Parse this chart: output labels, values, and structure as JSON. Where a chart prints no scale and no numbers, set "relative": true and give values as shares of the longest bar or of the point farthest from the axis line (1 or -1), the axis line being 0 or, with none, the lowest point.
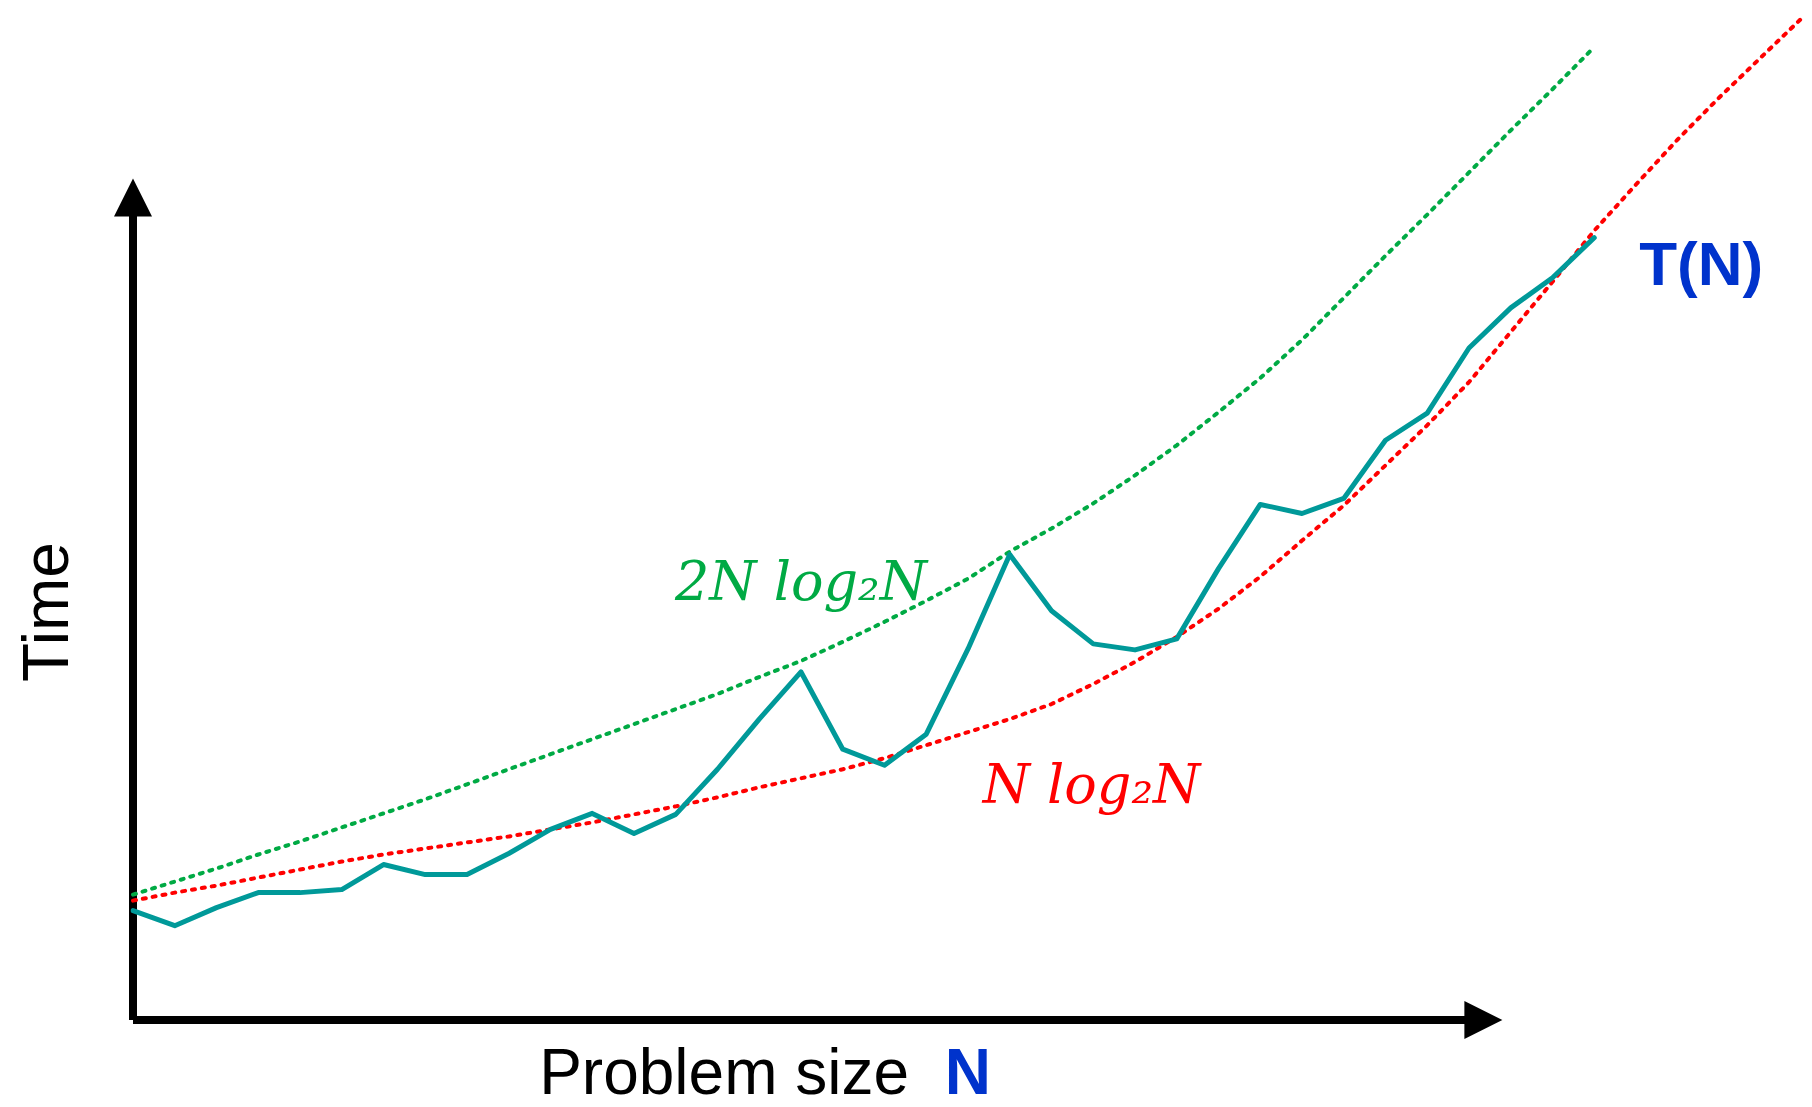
{
  "chart_data": {
    "type": "line",
    "relative": true,
    "xlabel": "Problem size  N",
    "ylabel": "Time",
    "legend": false,
    "marker": "none",
    "categories": [
      null,
      null,
      null,
      null,
      null,
      null,
      null,
      null,
      null,
      null,
      null,
      null,
      null,
      null,
      null,
      null,
      null,
      null,
      null,
      null,
      null,
      null,
      null,
      null,
      null,
      null,
      null,
      null,
      null,
      null,
      null,
      null,
      null,
      null,
      null,
      null,
      null,
      null,
      null,
      null,
      null
    ],
    "series": [
      {
        "name": "T(N)",
        "color": "#009999",
        "line_style": "solid",
        "values": [
          0.109,
          0.094,
          0.112,
          0.127,
          0.127,
          0.13,
          0.155,
          0.145,
          0.145,
          0.166,
          0.19,
          0.206,
          0.186,
          0.205,
          0.25,
          0.3,
          0.347,
          0.27,
          0.254,
          0.285,
          0.37,
          0.464,
          0.408,
          0.375,
          0.369,
          0.38,
          0.45,
          0.514,
          0.505,
          0.52,
          0.578,
          0.605,
          0.67,
          0.71,
          0.74,
          0.78,
          null,
          null,
          null,
          null,
          null
        ]
      },
      {
        "name": "2N log₂N",
        "color": "#00aa44",
        "line_style": "dotted",
        "values": [
          0.125,
          0.138,
          0.151,
          0.165,
          0.178,
          0.192,
          0.206,
          0.22,
          0.235,
          0.25,
          0.265,
          0.28,
          0.295,
          0.31,
          0.325,
          0.342,
          0.358,
          0.377,
          0.397,
          0.418,
          0.44,
          0.467,
          0.49,
          0.515,
          0.543,
          0.573,
          0.606,
          0.64,
          0.678,
          0.72,
          0.762,
          0.803,
          0.845,
          0.887,
          0.928,
          0.97,
          null,
          null,
          null,
          null,
          null
        ]
      },
      {
        "name": "N log₂N",
        "color": "#ff0000",
        "line_style": "dotted",
        "values": [
          0.119,
          0.127,
          0.134,
          0.142,
          0.15,
          0.158,
          0.165,
          0.171,
          0.177,
          0.183,
          0.19,
          0.197,
          0.205,
          0.213,
          0.222,
          0.232,
          0.241,
          0.25,
          0.261,
          0.274,
          0.287,
          0.3,
          0.315,
          0.335,
          0.357,
          0.382,
          0.41,
          0.442,
          0.478,
          0.513,
          0.553,
          0.593,
          0.636,
          0.686,
          0.736,
          0.787,
          0.833,
          0.878,
          0.92,
          0.96,
          1.0
        ]
      }
    ]
  }
}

□ □ □

**Given task:** Find each line in the records holding the string "true" and show it.

**Answer in full:**
Parse this chart: output labels, values, and structure as JSON. Where a chart prints no scale and no numbers, set "relative": true and give values as shares of the longest bar or of the point farthest from the axis line (1 or -1), the axis line being 0 or, with none, the lowest point.
    "relative": true,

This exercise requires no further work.